SET TASK:
Write out the material exactly, without any of its pictures.

RECORDS TO USE:
____________________

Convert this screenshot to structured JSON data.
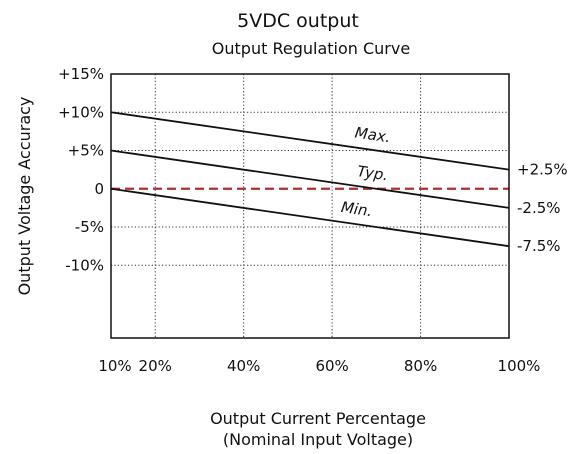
{
  "chart_data": {
    "type": "line",
    "title": "5VDC output",
    "subtitle": "Output Regulation Curve",
    "xlabel": "Output Current Percentage",
    "xlabel_sub": "(Nominal Input Voltage)",
    "ylabel": "Output Voltage Accuracy",
    "xlim": [
      10,
      100
    ],
    "ylim": [
      -15,
      15
    ],
    "x_ticks": [
      10,
      20,
      40,
      60,
      80,
      100
    ],
    "x_tick_labels": [
      "10%",
      "20%",
      "40%",
      "60%",
      "80%",
      "100%"
    ],
    "y_ticks": [
      15,
      10,
      5,
      0,
      -5,
      -10
    ],
    "y_tick_labels": [
      "+15%",
      "+10%",
      "+5%",
      "0",
      "-5%",
      "-10%"
    ],
    "grid": true,
    "grid_style": "dotted",
    "reference_line": {
      "y": 0,
      "color": "#b0312a",
      "style": "dashed"
    },
    "series": [
      {
        "name": "Max.",
        "x": [
          10,
          100
        ],
        "y": [
          10,
          2.5
        ],
        "end_label": "+2.5%"
      },
      {
        "name": "Typ.",
        "x": [
          10,
          100
        ],
        "y": [
          5,
          -2.5
        ],
        "end_label": "-2.5%"
      },
      {
        "name": "Min.",
        "x": [
          10,
          100
        ],
        "y": [
          0,
          -7.5
        ],
        "end_label": "-7.5%"
      }
    ],
    "line_color": "#111111"
  }
}
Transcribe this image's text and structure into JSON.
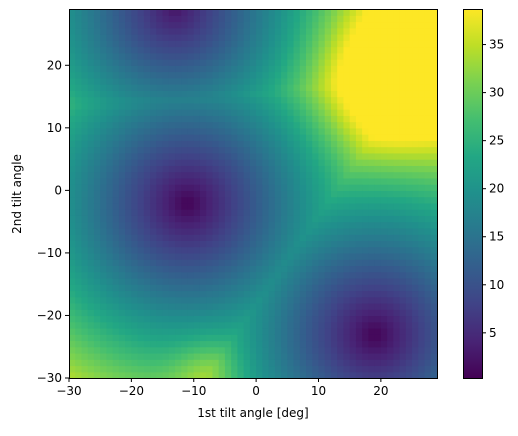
{
  "chart_data": {
    "type": "heatmap",
    "title": "",
    "xlabel": "1st tilt angle [deg]",
    "ylabel": "2nd tilt angle",
    "xlim": [
      -30,
      29
    ],
    "ylim": [
      -30,
      29
    ],
    "grid": false,
    "xticks": [
      -30,
      -20,
      -10,
      0,
      10,
      20
    ],
    "yticks": [
      -30,
      -20,
      -10,
      0,
      10,
      20
    ],
    "xtick_labels": [
      "−30",
      "−20",
      "−10",
      "0",
      "10",
      "20"
    ],
    "ytick_labels": [
      "−30",
      "−20",
      "−10",
      "0",
      "10",
      "20"
    ],
    "resolution_deg": 1,
    "colormap": "viridis",
    "colorbar": {
      "range": [
        0.3,
        38.7
      ],
      "ticks": [
        5,
        10,
        15,
        20,
        25,
        30,
        35
      ],
      "tick_labels": [
        "5",
        "10",
        "15",
        "20",
        "25",
        "30",
        "35"
      ]
    },
    "features": {
      "minima": [
        {
          "x": -11,
          "y": -2,
          "value": 0.5
        },
        {
          "x": 19,
          "y": -23,
          "value": 0.5
        },
        {
          "x": -13,
          "y": 29,
          "value": 2.5
        }
      ],
      "maximum": {
        "x": 22,
        "y": 18,
        "value": 38.5
      },
      "secondary_high": {
        "x": -8,
        "y": -29,
        "value": 27
      }
    }
  }
}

____________________

WRITTEN RESPONSE:
Convert this screenshot to structured JSON data.
{
  "chart_data": {
    "type": "line",
    "title": "5VDC output",
    "subtitle": "Output Regulation Curve",
    "xlabel": "Output Current Percentage",
    "xlabel_sub": "(Nominal Input Voltage)",
    "ylabel": "Output Voltage Accuracy",
    "xlim": [
      10,
      100
    ],
    "ylim": [
      -15,
      15
    ],
    "x_ticks": [
      10,
      20,
      40,
      60,
      80,
      100
    ],
    "x_tick_labels": [
      "10%",
      "20%",
      "40%",
      "60%",
      "80%",
      "100%"
    ],
    "y_ticks": [
      15,
      10,
      5,
      0,
      -5,
      -10
    ],
    "y_tick_labels": [
      "+15%",
      "+10%",
      "+5%",
      "0",
      "-5%",
      "-10%"
    ],
    "grid": true,
    "grid_style": "dotted",
    "reference_line": {
      "y": 0,
      "color": "#b0312a",
      "style": "dashed"
    },
    "series": [
      {
        "name": "Max.",
        "x": [
          10,
          100
        ],
        "y": [
          10,
          2.5
        ],
        "end_label": "+2.5%"
      },
      {
        "name": "Typ.",
        "x": [
          10,
          100
        ],
        "y": [
          5,
          -2.5
        ],
        "end_label": "-2.5%"
      },
      {
        "name": "Min.",
        "x": [
          10,
          100
        ],
        "y": [
          0,
          -7.5
        ],
        "end_label": "-7.5%"
      }
    ],
    "line_color": "#111111"
  }
}
Transcribe this image's text and structure into JSON.
{
  "chart_data": {
    "type": "heatmap",
    "title": "",
    "xlabel": "1st tilt angle [deg]",
    "ylabel": "2nd tilt angle",
    "xlim": [
      -30,
      29
    ],
    "ylim": [
      -30,
      29
    ],
    "grid": false,
    "xticks": [
      -30,
      -20,
      -10,
      0,
      10,
      20
    ],
    "yticks": [
      -30,
      -20,
      -10,
      0,
      10,
      20
    ],
    "xtick_labels": [
      "−30",
      "−20",
      "−10",
      "0",
      "10",
      "20"
    ],
    "ytick_labels": [
      "−30",
      "−20",
      "−10",
      "0",
      "10",
      "20"
    ],
    "resolution_deg": 1,
    "colormap": "viridis",
    "colorbar": {
      "range": [
        0.3,
        38.7
      ],
      "ticks": [
        5,
        10,
        15,
        20,
        25,
        30,
        35
      ],
      "tick_labels": [
        "5",
        "10",
        "15",
        "20",
        "25",
        "30",
        "35"
      ]
    },
    "features": {
      "minima": [
        {
          "x": -11,
          "y": -2,
          "value": 0.5
        },
        {
          "x": 19,
          "y": -23,
          "value": 0.5
        },
        {
          "x": -13,
          "y": 29,
          "value": 2.5
        }
      ],
      "maximum": {
        "x": 22,
        "y": 18,
        "value": 38.5
      },
      "secondary_high": {
        "x": -8,
        "y": -29,
        "value": 27
      }
    }
  }
}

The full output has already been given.